-- start of Provided records --

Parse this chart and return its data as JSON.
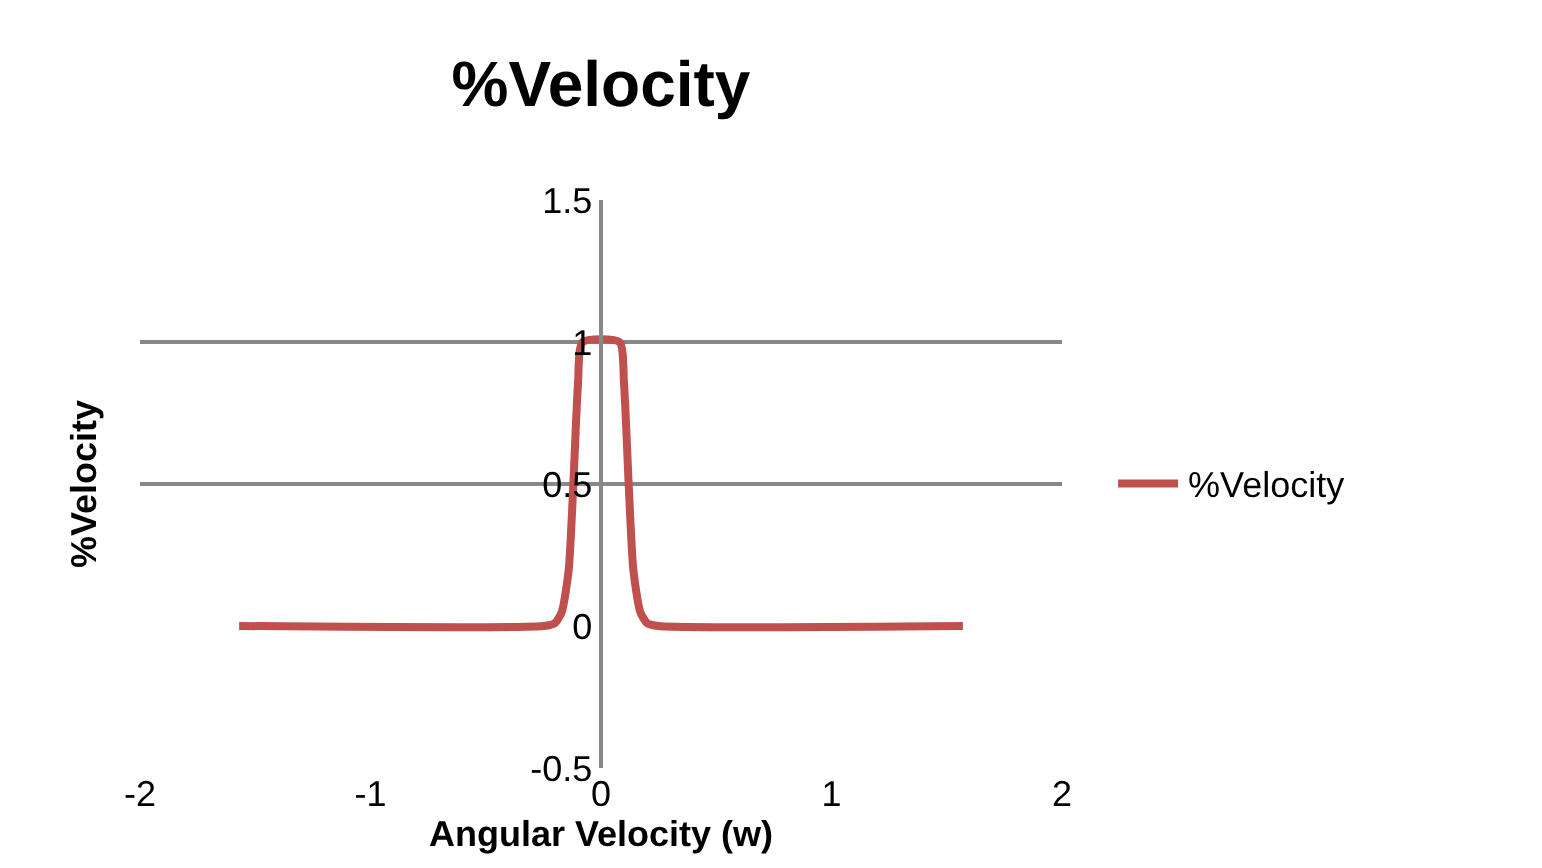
{
  "chart_data": {
    "type": "line",
    "title": "%Velocity",
    "xlabel": "Angular Velocity (w)",
    "ylabel": "%Velocity",
    "series": [
      {
        "name": "%Velocity",
        "color": "#c0504d",
        "x": [
          -1.57,
          -0.25,
          -0.2,
          -0.17,
          -0.14,
          -0.12,
          -0.1,
          -0.08,
          0.08,
          0.1,
          0.12,
          0.14,
          0.17,
          0.2,
          0.25,
          1.57
        ],
        "values": [
          0,
          0,
          0.01,
          0.05,
          0.2,
          0.5,
          0.85,
          1,
          1,
          0.85,
          0.5,
          0.2,
          0.05,
          0.01,
          0,
          0
        ]
      }
    ],
    "xlim": [
      -2,
      2
    ],
    "xticks": [
      -2,
      -1,
      0,
      1,
      2
    ],
    "ylim": [
      -0.5,
      1.5
    ],
    "yticks": [
      -0.5,
      0,
      0.5,
      1,
      1.5
    ],
    "grid": "y",
    "legend": "right",
    "marker": "none",
    "line_style": "solid"
  }
}
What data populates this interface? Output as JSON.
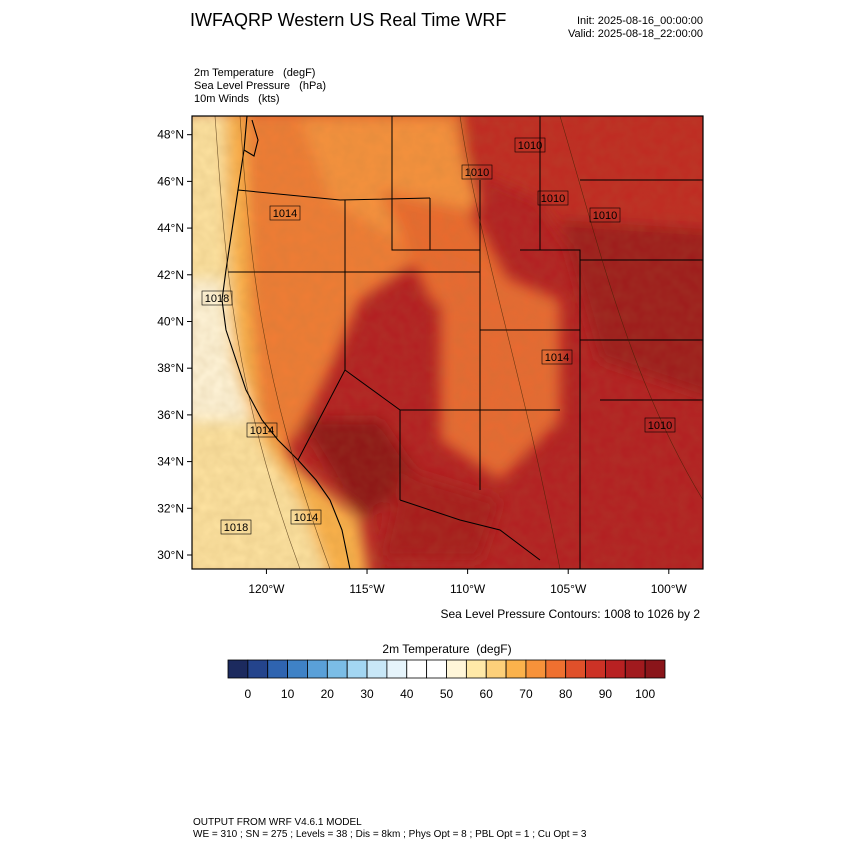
{
  "header": {
    "title": "IWFAQRP Western US Real Time WRF",
    "init": "Init: 2025-08-16_00:00:00",
    "valid": "Valid: 2025-08-18_22:00:00"
  },
  "fields": [
    "2m Temperature   (degF)",
    "Sea Level Pressure   (hPa)",
    "10m Winds   (kts)"
  ],
  "map": {
    "xlim": [
      -123.7,
      -98.3
    ],
    "ylim": [
      29.4,
      48.8
    ],
    "xticks": [
      {
        "value": -120,
        "label": "120°W"
      },
      {
        "value": -115,
        "label": "115°W"
      },
      {
        "value": -110,
        "label": "110°W"
      },
      {
        "value": -105,
        "label": "105°W"
      },
      {
        "value": -100,
        "label": "100°W"
      }
    ],
    "yticks": [
      {
        "value": 48,
        "label": "48°N"
      },
      {
        "value": 46,
        "label": "46°N"
      },
      {
        "value": 44,
        "label": "44°N"
      },
      {
        "value": 42,
        "label": "42°N"
      },
      {
        "value": 40,
        "label": "40°N"
      },
      {
        "value": 38,
        "label": "38°N"
      },
      {
        "value": 36,
        "label": "36°N"
      },
      {
        "value": 34,
        "label": "34°N"
      },
      {
        "value": 32,
        "label": "32°N"
      },
      {
        "value": 30,
        "label": "30°N"
      }
    ],
    "contour_labels": [
      "1010",
      "1010",
      "1010",
      "1010",
      "1014",
      "1018",
      "1014",
      "1014",
      "1018",
      "1014",
      "1010"
    ],
    "contour_note": "Sea Level Pressure Contours: 1008 to 1026 by 2"
  },
  "colorbar": {
    "title": "2m Temperature  (degF)",
    "range": [
      -5,
      105
    ],
    "ticks": [
      0,
      10,
      20,
      30,
      40,
      50,
      60,
      70,
      80,
      90,
      100
    ],
    "colors": [
      "#1c2a5e",
      "#24448c",
      "#2f64b0",
      "#3f82c6",
      "#5aa0d8",
      "#7bbde6",
      "#a3d6f2",
      "#c8e7f7",
      "#e6f4fb",
      "#ffffff",
      "#ffffff",
      "#fff6d9",
      "#ffe9a8",
      "#fdd07a",
      "#fbb24c",
      "#f7923a",
      "#ef7030",
      "#e0502a",
      "#cc3226",
      "#b82122",
      "#a11a1e",
      "#8a151a"
    ]
  },
  "footer": [
    "OUTPUT FROM WRF V4.6.1 MODEL",
    "WE = 310 ; SN = 275 ; Levels = 38 ; Dis = 8km ; Phys Opt = 8 ; PBL Opt = 1 ; Cu Opt = 3"
  ]
}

-- end of Provided records --

Objective:
Write out every entry again word for word, without any of the pictures.

Answer to this problem:
Parse this chart and return its data as JSON.
{
  "chart_data": {
    "type": "line",
    "title": "%Velocity",
    "xlabel": "Angular Velocity (w)",
    "ylabel": "%Velocity",
    "series": [
      {
        "name": "%Velocity",
        "color": "#c0504d",
        "x": [
          -1.57,
          -0.25,
          -0.2,
          -0.17,
          -0.14,
          -0.12,
          -0.1,
          -0.08,
          0.08,
          0.1,
          0.12,
          0.14,
          0.17,
          0.2,
          0.25,
          1.57
        ],
        "values": [
          0,
          0,
          0.01,
          0.05,
          0.2,
          0.5,
          0.85,
          1,
          1,
          0.85,
          0.5,
          0.2,
          0.05,
          0.01,
          0,
          0
        ]
      }
    ],
    "xlim": [
      -2,
      2
    ],
    "xticks": [
      -2,
      -1,
      0,
      1,
      2
    ],
    "ylim": [
      -0.5,
      1.5
    ],
    "yticks": [
      -0.5,
      0,
      0.5,
      1,
      1.5
    ],
    "grid": "y",
    "legend": "right",
    "marker": "none",
    "line_style": "solid"
  }
}
What data populates this interface? Output as JSON.
{
  "header": {
    "title": "IWFAQRP Western US Real Time WRF",
    "init": "Init: 2025-08-16_00:00:00",
    "valid": "Valid: 2025-08-18_22:00:00"
  },
  "fields": [
    "2m Temperature   (degF)",
    "Sea Level Pressure   (hPa)",
    "10m Winds   (kts)"
  ],
  "map": {
    "xlim": [
      -123.7,
      -98.3
    ],
    "ylim": [
      29.4,
      48.8
    ],
    "xticks": [
      {
        "value": -120,
        "label": "120°W"
      },
      {
        "value": -115,
        "label": "115°W"
      },
      {
        "value": -110,
        "label": "110°W"
      },
      {
        "value": -105,
        "label": "105°W"
      },
      {
        "value": -100,
        "label": "100°W"
      }
    ],
    "yticks": [
      {
        "value": 48,
        "label": "48°N"
      },
      {
        "value": 46,
        "label": "46°N"
      },
      {
        "value": 44,
        "label": "44°N"
      },
      {
        "value": 42,
        "label": "42°N"
      },
      {
        "value": 40,
        "label": "40°N"
      },
      {
        "value": 38,
        "label": "38°N"
      },
      {
        "value": 36,
        "label": "36°N"
      },
      {
        "value": 34,
        "label": "34°N"
      },
      {
        "value": 32,
        "label": "32°N"
      },
      {
        "value": 30,
        "label": "30°N"
      }
    ],
    "contour_labels": [
      "1010",
      "1010",
      "1010",
      "1010",
      "1014",
      "1018",
      "1014",
      "1014",
      "1018",
      "1014",
      "1010"
    ],
    "contour_note": "Sea Level Pressure Contours: 1008 to 1026 by 2"
  },
  "colorbar": {
    "title": "2m Temperature  (degF)",
    "range": [
      -5,
      105
    ],
    "ticks": [
      0,
      10,
      20,
      30,
      40,
      50,
      60,
      70,
      80,
      90,
      100
    ],
    "colors": [
      "#1c2a5e",
      "#24448c",
      "#2f64b0",
      "#3f82c6",
      "#5aa0d8",
      "#7bbde6",
      "#a3d6f2",
      "#c8e7f7",
      "#e6f4fb",
      "#ffffff",
      "#ffffff",
      "#fff6d9",
      "#ffe9a8",
      "#fdd07a",
      "#fbb24c",
      "#f7923a",
      "#ef7030",
      "#e0502a",
      "#cc3226",
      "#b82122",
      "#a11a1e",
      "#8a151a"
    ]
  },
  "footer": [
    "OUTPUT FROM WRF V4.6.1 MODEL",
    "WE = 310 ; SN = 275 ; Levels = 38 ; Dis = 8km ; Phys Opt = 8 ; PBL Opt = 1 ; Cu Opt = 3"
  ]
}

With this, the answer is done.